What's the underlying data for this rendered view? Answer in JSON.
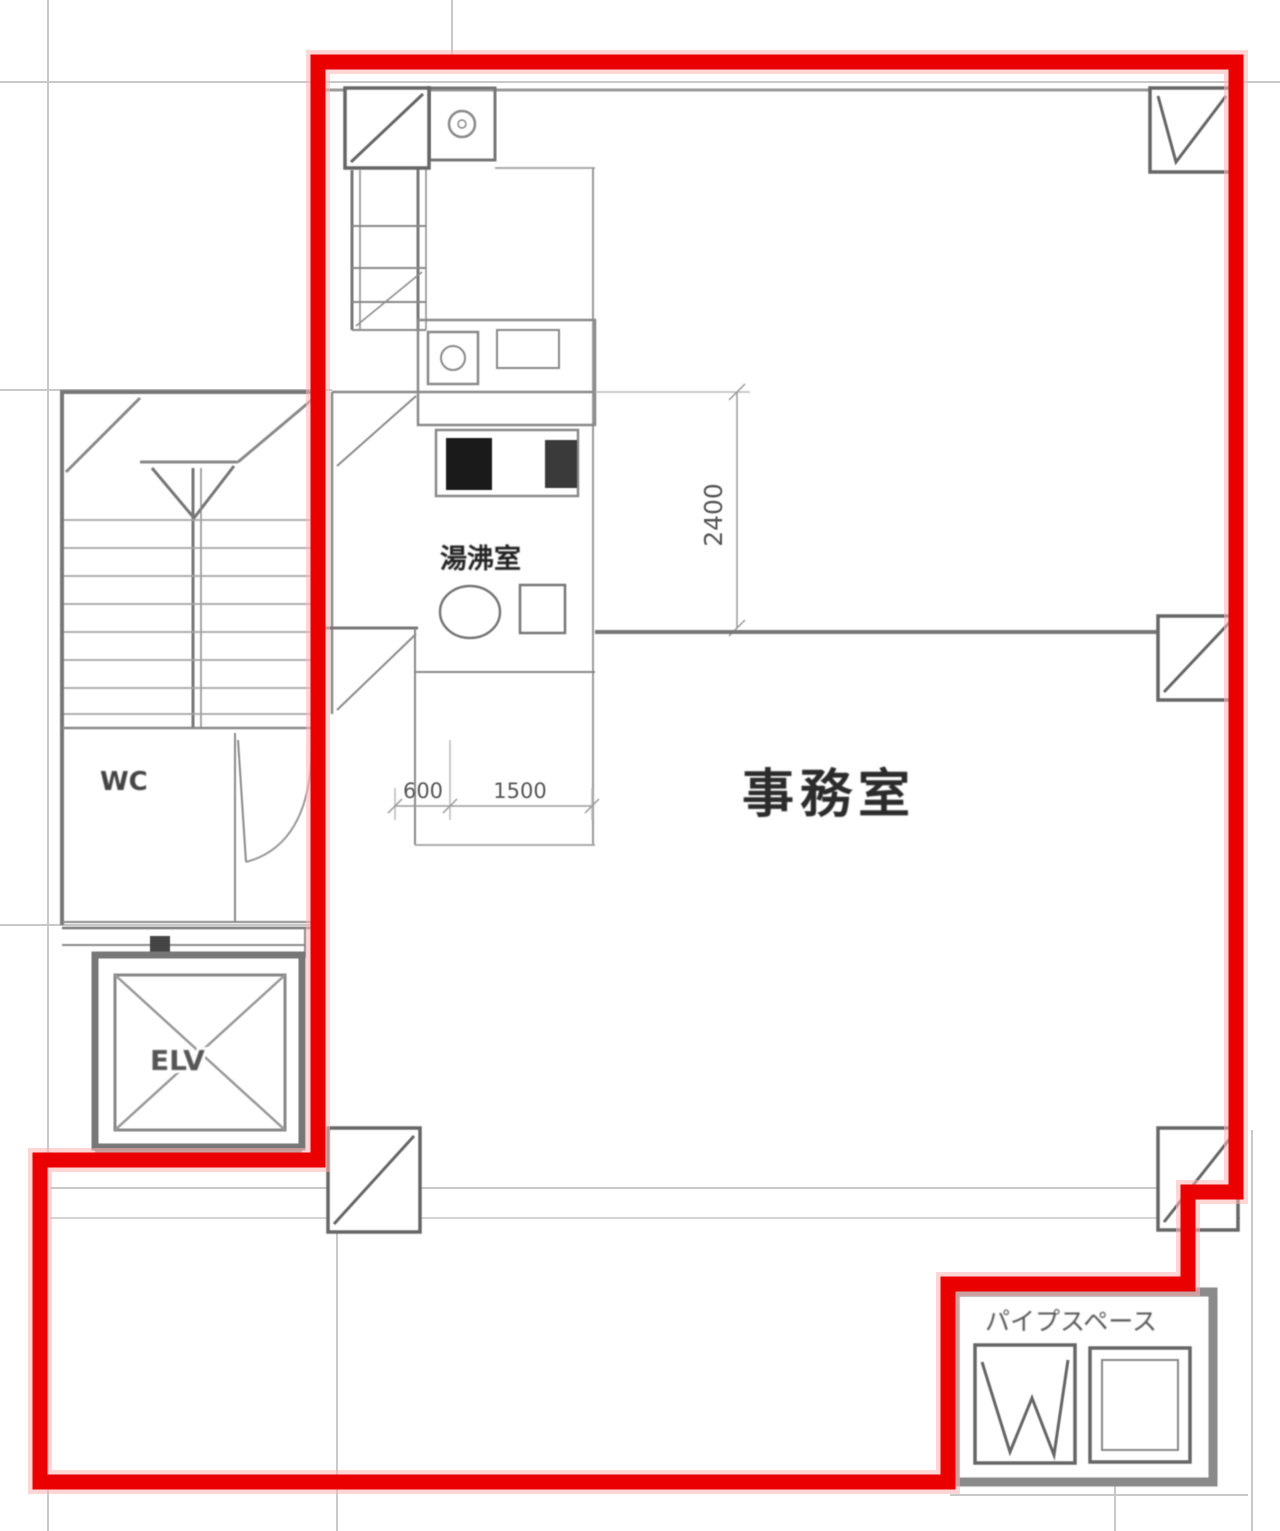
{
  "plan": {
    "type": "building-floor-plan-scan",
    "rooms": {
      "office": "事務室",
      "kitchenette": "湯沸室",
      "wc": "WC",
      "elevator": "ELV",
      "pipe_space": "パイプスペース"
    },
    "dimensions": {
      "depth": "2400",
      "width_left": "600",
      "width_right": "1500"
    },
    "colors": {
      "highlight_boundary": "#ea0000",
      "drawing_lines": "#8a8a8a",
      "grid_lines": "#c9c9c9"
    }
  }
}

> [WRITTEN REQUEST] All the lines above are to be reproduced exactly, except the pictures.

> [FINAL ANSWER]
What's the underlying data for this rendered view? Answer in JSON.
{
  "plan": {
    "type": "building-floor-plan-scan",
    "rooms": {
      "office": "事務室",
      "kitchenette": "湯沸室",
      "wc": "WC",
      "elevator": "ELV",
      "pipe_space": "パイプスペース"
    },
    "dimensions": {
      "depth": "2400",
      "width_left": "600",
      "width_right": "1500"
    },
    "colors": {
      "highlight_boundary": "#ea0000",
      "drawing_lines": "#8a8a8a",
      "grid_lines": "#c9c9c9"
    }
  }
}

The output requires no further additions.